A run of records

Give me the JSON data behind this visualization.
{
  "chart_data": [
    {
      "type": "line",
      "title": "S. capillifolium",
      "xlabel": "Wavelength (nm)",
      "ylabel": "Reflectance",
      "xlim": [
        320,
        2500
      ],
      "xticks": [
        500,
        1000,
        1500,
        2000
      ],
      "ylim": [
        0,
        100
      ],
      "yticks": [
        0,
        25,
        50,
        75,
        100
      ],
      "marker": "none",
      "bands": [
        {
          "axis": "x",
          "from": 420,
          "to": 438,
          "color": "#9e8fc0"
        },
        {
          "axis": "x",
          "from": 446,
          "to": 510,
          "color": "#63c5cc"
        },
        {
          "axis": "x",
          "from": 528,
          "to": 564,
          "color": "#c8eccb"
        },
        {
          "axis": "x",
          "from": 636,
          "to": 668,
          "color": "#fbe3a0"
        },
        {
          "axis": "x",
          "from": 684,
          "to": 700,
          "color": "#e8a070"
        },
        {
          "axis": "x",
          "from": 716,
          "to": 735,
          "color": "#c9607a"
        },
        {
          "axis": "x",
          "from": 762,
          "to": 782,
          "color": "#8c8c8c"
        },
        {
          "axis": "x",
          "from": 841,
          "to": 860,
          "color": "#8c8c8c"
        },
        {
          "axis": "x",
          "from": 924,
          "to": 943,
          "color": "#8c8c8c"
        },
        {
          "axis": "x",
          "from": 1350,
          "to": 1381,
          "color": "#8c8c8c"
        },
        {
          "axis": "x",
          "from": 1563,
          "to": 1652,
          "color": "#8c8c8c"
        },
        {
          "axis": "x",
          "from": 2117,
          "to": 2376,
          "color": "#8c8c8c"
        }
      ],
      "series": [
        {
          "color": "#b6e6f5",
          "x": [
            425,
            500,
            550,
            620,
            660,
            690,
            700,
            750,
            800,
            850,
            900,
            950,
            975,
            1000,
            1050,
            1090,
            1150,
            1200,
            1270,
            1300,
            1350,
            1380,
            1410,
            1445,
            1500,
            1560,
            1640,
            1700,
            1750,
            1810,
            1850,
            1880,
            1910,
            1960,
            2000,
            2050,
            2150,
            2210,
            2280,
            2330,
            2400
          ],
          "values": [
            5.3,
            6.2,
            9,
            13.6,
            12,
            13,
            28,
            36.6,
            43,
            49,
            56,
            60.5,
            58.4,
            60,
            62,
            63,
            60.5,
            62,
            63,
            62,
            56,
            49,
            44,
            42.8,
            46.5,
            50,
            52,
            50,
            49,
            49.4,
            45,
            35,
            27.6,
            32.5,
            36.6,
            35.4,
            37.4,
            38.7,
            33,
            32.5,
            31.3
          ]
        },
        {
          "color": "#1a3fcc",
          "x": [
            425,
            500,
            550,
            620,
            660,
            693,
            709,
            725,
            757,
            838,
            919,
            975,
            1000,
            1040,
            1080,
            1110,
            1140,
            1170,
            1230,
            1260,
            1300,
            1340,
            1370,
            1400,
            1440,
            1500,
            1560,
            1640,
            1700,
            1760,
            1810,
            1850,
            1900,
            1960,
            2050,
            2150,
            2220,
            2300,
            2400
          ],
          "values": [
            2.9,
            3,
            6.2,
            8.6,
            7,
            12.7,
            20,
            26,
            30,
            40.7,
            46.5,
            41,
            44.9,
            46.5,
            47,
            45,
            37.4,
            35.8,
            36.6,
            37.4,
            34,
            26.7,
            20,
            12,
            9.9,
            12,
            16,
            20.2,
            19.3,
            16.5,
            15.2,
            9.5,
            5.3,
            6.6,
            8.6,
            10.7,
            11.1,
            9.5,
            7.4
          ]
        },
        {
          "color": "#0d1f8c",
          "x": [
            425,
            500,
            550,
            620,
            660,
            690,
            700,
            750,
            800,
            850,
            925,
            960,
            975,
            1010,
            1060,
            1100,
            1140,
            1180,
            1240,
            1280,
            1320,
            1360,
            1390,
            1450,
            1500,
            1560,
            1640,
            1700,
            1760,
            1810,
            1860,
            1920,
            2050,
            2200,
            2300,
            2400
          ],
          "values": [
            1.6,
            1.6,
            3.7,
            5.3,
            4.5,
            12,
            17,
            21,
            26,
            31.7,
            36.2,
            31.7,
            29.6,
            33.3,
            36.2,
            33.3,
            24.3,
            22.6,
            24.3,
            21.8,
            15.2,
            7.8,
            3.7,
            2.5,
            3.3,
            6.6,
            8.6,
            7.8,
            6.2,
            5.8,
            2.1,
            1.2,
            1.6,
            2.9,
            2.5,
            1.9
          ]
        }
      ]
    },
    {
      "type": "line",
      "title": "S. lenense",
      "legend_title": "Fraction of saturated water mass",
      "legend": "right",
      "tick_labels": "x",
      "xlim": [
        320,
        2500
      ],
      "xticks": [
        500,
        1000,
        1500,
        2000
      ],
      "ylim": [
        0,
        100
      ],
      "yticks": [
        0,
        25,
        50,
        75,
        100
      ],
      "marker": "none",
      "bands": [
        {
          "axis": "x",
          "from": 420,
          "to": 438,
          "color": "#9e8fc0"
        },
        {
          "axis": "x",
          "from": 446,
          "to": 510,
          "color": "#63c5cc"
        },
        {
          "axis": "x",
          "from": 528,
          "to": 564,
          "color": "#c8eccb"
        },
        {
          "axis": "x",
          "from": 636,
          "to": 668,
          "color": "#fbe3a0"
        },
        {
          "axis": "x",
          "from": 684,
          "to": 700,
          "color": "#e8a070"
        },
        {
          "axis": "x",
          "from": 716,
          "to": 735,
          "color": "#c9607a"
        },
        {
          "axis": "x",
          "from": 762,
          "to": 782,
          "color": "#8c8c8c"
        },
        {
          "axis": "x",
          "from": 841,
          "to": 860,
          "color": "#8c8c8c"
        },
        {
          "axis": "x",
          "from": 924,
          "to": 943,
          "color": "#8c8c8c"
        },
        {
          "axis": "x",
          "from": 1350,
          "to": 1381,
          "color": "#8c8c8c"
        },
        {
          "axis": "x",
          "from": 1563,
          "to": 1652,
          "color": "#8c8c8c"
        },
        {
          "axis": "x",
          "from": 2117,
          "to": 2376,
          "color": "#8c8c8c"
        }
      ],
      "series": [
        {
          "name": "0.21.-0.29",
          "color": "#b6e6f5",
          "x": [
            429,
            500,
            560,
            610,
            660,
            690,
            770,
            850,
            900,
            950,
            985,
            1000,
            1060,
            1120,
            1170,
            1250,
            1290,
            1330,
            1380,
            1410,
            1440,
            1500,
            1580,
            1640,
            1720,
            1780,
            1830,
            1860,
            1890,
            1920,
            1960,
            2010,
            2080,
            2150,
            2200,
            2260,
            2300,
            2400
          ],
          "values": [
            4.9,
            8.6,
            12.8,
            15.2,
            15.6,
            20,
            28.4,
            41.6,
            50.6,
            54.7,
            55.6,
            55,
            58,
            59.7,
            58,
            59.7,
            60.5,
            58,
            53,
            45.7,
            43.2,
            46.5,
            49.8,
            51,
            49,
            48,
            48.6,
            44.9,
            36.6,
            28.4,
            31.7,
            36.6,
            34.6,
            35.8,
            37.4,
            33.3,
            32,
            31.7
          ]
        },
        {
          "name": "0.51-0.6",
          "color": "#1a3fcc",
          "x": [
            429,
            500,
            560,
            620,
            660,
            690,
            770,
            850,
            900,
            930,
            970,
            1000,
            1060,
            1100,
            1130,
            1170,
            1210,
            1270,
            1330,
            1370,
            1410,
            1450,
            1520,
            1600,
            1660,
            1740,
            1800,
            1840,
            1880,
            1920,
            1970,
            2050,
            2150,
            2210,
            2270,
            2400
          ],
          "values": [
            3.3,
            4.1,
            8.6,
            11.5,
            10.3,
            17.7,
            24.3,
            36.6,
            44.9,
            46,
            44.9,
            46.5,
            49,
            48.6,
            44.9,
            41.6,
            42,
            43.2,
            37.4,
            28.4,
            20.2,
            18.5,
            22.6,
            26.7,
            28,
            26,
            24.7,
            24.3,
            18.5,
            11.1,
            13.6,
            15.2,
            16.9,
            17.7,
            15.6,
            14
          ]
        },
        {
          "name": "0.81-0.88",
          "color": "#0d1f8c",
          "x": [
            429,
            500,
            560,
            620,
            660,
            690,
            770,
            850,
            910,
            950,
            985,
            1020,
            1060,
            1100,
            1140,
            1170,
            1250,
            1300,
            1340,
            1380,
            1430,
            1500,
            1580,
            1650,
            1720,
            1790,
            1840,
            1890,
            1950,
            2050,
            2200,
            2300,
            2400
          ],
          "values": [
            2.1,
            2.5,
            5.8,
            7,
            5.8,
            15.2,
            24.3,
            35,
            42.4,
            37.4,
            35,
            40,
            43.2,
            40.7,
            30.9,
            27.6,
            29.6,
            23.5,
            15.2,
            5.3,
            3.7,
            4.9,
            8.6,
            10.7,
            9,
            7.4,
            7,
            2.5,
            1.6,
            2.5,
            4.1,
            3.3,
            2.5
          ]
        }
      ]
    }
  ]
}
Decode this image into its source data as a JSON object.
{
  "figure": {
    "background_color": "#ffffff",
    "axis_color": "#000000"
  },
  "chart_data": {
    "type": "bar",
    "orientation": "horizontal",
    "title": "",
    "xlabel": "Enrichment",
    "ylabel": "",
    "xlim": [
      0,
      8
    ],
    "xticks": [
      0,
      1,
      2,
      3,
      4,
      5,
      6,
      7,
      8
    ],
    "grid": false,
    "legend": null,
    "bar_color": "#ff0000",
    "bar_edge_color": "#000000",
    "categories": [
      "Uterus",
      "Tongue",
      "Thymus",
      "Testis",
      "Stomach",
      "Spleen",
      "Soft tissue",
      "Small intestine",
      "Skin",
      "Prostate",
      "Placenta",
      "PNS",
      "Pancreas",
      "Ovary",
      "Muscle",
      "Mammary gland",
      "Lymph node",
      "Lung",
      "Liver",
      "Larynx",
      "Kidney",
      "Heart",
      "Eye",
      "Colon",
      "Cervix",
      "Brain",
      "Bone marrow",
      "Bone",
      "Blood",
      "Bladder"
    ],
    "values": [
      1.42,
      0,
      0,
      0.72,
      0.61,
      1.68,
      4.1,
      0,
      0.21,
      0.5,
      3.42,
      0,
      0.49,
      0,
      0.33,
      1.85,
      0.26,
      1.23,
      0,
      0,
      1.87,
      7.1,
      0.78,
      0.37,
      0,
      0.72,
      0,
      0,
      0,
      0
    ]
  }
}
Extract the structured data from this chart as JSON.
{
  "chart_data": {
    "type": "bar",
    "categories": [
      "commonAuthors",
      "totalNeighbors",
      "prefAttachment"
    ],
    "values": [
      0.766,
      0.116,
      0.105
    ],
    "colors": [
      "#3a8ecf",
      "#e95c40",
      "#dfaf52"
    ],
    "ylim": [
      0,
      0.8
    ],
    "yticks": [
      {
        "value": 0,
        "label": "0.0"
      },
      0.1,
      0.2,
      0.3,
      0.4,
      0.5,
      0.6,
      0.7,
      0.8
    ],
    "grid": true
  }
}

Work instructions:
All lines from the one containing "Extract the structured" through the end of the records, both ends included, are to be quoted exactly; please add nothing else.

Written answer:
Extract the structured data from this chart as JSON.
{
  "chart_data": {
    "type": "bar",
    "categories": [
      "commonAuthors",
      "totalNeighbors",
      "prefAttachment"
    ],
    "values": [
      0.766,
      0.116,
      0.105
    ],
    "colors": [
      "#3a8ecf",
      "#e95c40",
      "#dfaf52"
    ],
    "ylim": [
      0,
      0.8
    ],
    "yticks": [
      {
        "value": 0,
        "label": "0.0"
      },
      0.1,
      0.2,
      0.3,
      0.4,
      0.5,
      0.6,
      0.7,
      0.8
    ],
    "grid": true
  }
}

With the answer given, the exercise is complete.